Dataset items:
>>>>

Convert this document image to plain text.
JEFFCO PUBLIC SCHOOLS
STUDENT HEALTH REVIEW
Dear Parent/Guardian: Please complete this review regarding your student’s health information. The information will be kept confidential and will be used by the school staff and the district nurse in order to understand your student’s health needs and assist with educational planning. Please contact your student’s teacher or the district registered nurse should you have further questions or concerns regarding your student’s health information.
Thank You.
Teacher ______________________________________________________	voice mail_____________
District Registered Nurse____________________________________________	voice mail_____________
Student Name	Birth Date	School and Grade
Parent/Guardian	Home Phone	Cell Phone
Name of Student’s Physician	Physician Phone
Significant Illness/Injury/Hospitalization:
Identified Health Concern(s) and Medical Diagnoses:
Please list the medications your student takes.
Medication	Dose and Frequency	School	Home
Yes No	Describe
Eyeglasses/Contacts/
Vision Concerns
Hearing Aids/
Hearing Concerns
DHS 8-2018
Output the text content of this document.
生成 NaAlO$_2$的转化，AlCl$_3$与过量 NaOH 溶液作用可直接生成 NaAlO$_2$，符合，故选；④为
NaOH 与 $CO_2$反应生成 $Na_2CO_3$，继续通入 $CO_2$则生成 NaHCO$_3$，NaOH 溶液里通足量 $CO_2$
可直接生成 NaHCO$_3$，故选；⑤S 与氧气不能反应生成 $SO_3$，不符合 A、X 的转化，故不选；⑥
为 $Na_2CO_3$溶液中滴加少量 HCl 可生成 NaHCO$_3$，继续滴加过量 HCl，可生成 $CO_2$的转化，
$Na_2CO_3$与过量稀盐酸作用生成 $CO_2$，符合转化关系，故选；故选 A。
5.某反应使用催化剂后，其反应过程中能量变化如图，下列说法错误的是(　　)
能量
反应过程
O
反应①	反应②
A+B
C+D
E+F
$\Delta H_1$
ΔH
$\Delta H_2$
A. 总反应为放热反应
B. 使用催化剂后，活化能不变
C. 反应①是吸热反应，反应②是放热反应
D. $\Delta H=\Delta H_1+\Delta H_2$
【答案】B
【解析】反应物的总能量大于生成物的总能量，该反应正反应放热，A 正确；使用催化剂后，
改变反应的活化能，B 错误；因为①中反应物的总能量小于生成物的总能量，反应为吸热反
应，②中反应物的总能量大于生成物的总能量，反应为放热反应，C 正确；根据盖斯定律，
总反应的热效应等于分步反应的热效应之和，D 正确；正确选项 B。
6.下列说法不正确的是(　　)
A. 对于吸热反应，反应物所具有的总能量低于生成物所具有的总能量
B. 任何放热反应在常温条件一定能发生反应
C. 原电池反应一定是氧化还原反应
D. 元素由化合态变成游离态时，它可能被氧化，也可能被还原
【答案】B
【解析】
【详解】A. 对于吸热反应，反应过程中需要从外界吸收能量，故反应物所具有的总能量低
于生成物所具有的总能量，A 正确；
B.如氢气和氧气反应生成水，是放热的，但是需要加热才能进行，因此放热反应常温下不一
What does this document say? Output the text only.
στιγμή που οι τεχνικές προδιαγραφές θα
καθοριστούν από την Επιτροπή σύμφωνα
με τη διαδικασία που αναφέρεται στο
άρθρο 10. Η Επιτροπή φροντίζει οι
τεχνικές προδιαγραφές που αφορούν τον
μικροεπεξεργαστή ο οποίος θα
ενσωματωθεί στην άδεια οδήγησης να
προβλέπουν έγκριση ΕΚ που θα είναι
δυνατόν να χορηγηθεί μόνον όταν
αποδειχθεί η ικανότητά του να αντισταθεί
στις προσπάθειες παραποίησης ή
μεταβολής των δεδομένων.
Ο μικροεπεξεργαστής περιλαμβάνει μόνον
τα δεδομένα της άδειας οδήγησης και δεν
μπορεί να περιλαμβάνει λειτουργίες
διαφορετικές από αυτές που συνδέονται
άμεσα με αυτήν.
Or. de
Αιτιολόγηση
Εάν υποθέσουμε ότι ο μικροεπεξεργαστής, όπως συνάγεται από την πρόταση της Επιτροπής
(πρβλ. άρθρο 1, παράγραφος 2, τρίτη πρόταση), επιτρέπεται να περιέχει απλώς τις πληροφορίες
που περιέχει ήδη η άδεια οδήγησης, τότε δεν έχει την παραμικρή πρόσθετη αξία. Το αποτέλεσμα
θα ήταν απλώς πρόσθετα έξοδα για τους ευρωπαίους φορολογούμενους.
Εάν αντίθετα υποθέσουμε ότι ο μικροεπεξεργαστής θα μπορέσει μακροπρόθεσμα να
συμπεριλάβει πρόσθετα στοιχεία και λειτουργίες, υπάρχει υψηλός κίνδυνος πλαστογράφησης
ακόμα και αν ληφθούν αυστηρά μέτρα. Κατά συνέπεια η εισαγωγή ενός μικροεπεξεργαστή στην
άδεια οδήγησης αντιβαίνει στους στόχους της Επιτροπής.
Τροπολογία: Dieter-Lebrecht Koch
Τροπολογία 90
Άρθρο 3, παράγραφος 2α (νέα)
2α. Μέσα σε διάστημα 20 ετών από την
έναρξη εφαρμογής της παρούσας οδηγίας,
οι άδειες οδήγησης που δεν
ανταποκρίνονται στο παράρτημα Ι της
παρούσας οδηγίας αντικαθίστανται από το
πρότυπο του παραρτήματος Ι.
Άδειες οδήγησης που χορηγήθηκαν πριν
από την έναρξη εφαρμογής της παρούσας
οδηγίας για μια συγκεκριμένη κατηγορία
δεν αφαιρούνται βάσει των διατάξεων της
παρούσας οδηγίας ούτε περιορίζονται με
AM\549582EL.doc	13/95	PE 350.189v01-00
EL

<<<<

- To do: Would you give the material above again, complete and exact?

- Problem solution:
Convert this document image to plain text.
JEFFCO PUBLIC SCHOOLS
STUDENT HEALTH REVIEW
Dear Parent/Guardian: Please complete this review regarding your student’s health information. The information will be kept confidential and will be used by the school staff and the district nurse in order to understand your student’s health needs and assist with educational planning. Please contact your student’s teacher or the district registered nurse should you have further questions or concerns regarding your student’s health information.
Thank You.
Teacher ______________________________________________________	voice mail_____________
District Registered Nurse____________________________________________	voice mail_____________
Student Name	Birth Date	School and Grade
Parent/Guardian	Home Phone	Cell Phone
Name of Student’s Physician	Physician Phone
Significant Illness/Injury/Hospitalization:
Identified Health Concern(s) and Medical Diagnoses:
Please list the medications your student takes.
Medication	Dose and Frequency	School	Home
Yes No	Describe
Eyeglasses/Contacts/
Vision Concerns
Hearing Aids/
Hearing Concerns
DHS 8-2018
Output the text content of this document.
生成 NaAlO$_2$的转化，AlCl$_3$与过量 NaOH 溶液作用可直接生成 NaAlO$_2$，符合，故选；④为
NaOH 与 $CO_2$反应生成 $Na_2CO_3$，继续通入 $CO_2$则生成 NaHCO$_3$，NaOH 溶液里通足量 $CO_2$
可直接生成 NaHCO$_3$，故选；⑤S 与氧气不能反应生成 $SO_3$，不符合 A、X 的转化，故不选；⑥
为 $Na_2CO_3$溶液中滴加少量 HCl 可生成 NaHCO$_3$，继续滴加过量 HCl，可生成 $CO_2$的转化，
$Na_2CO_3$与过量稀盐酸作用生成 $CO_2$，符合转化关系，故选；故选 A。
5.某反应使用催化剂后，其反应过程中能量变化如图，下列说法错误的是(　　)
能量
反应过程
O
反应①	反应②
A+B
C+D
E+F
$\Delta H_1$
ΔH
$\Delta H_2$
A. 总反应为放热反应
B. 使用催化剂后，活化能不变
C. 反应①是吸热反应，反应②是放热反应
D. $\Delta H=\Delta H_1+\Delta H_2$
【答案】B
【解析】反应物的总能量大于生成物的总能量，该反应正反应放热，A 正确；使用催化剂后，
改变反应的活化能，B 错误；因为①中反应物的总能量小于生成物的总能量，反应为吸热反
应，②中反应物的总能量大于生成物的总能量，反应为放热反应，C 正确；根据盖斯定律，
总反应的热效应等于分步反应的热效应之和，D 正确；正确选项 B。
6.下列说法不正确的是(　　)
A. 对于吸热反应，反应物所具有的总能量低于生成物所具有的总能量
B. 任何放热反应在常温条件一定能发生反应
C. 原电池反应一定是氧化还原反应
D. 元素由化合态变成游离态时，它可能被氧化，也可能被还原
【答案】B
【解析】
【详解】A. 对于吸热反应，反应过程中需要从外界吸收能量，故反应物所具有的总能量低
于生成物所具有的总能量，A 正确；
B.如氢气和氧气反应生成水，是放热的，但是需要加热才能进行，因此放热反应常温下不一
What does this document say? Output the text only.
στιγμή που οι τεχνικές προδιαγραφές θα
καθοριστούν από την Επιτροπή σύμφωνα
με τη διαδικασία που αναφέρεται στο
άρθρο 10. Η Επιτροπή φροντίζει οι
τεχνικές προδιαγραφές που αφορούν τον
μικροεπεξεργαστή ο οποίος θα
ενσωματωθεί στην άδεια οδήγησης να
προβλέπουν έγκριση ΕΚ που θα είναι
δυνατόν να χορηγηθεί μόνον όταν
αποδειχθεί η ικανότητά του να αντισταθεί
στις προσπάθειες παραποίησης ή
μεταβολής των δεδομένων.
Ο μικροεπεξεργαστής περιλαμβάνει μόνον
τα δεδομένα της άδειας οδήγησης και δεν
μπορεί να περιλαμβάνει λειτουργίες
διαφορετικές από αυτές που συνδέονται
άμεσα με αυτήν.
Or. de
Αιτιολόγηση
Εάν υποθέσουμε ότι ο μικροεπεξεργαστής, όπως συνάγεται από την πρόταση της Επιτροπής
(πρβλ. άρθρο 1, παράγραφος 2, τρίτη πρόταση), επιτρέπεται να περιέχει απλώς τις πληροφορίες
που περιέχει ήδη η άδεια οδήγησης, τότε δεν έχει την παραμικρή πρόσθετη αξία. Το αποτέλεσμα
θα ήταν απλώς πρόσθετα έξοδα για τους ευρωπαίους φορολογούμενους.
Εάν αντίθετα υποθέσουμε ότι ο μικροεπεξεργαστής θα μπορέσει μακροπρόθεσμα να
συμπεριλάβει πρόσθετα στοιχεία και λειτουργίες, υπάρχει υψηλός κίνδυνος πλαστογράφησης
ακόμα και αν ληφθούν αυστηρά μέτρα. Κατά συνέπεια η εισαγωγή ενός μικροεπεξεργαστή στην
άδεια οδήγησης αντιβαίνει στους στόχους της Επιτροπής.
Τροπολογία: Dieter-Lebrecht Koch
Τροπολογία 90
Άρθρο 3, παράγραφος 2α (νέα)
2α. Μέσα σε διάστημα 20 ετών από την
έναρξη εφαρμογής της παρούσας οδηγίας,
οι άδειες οδήγησης που δεν
ανταποκρίνονται στο παράρτημα Ι της
παρούσας οδηγίας αντικαθίστανται από το
πρότυπο του παραρτήματος Ι.
Άδειες οδήγησης που χορηγήθηκαν πριν
από την έναρξη εφαρμογής της παρούσας
οδηγίας για μια συγκεκριμένη κατηγορία
δεν αφαιρούνται βάσει των διατάξεων της
παρούσας οδηγίας ούτε περιορίζονται με
AM\549582EL.doc	13/95	PE 350.189v01-00
EL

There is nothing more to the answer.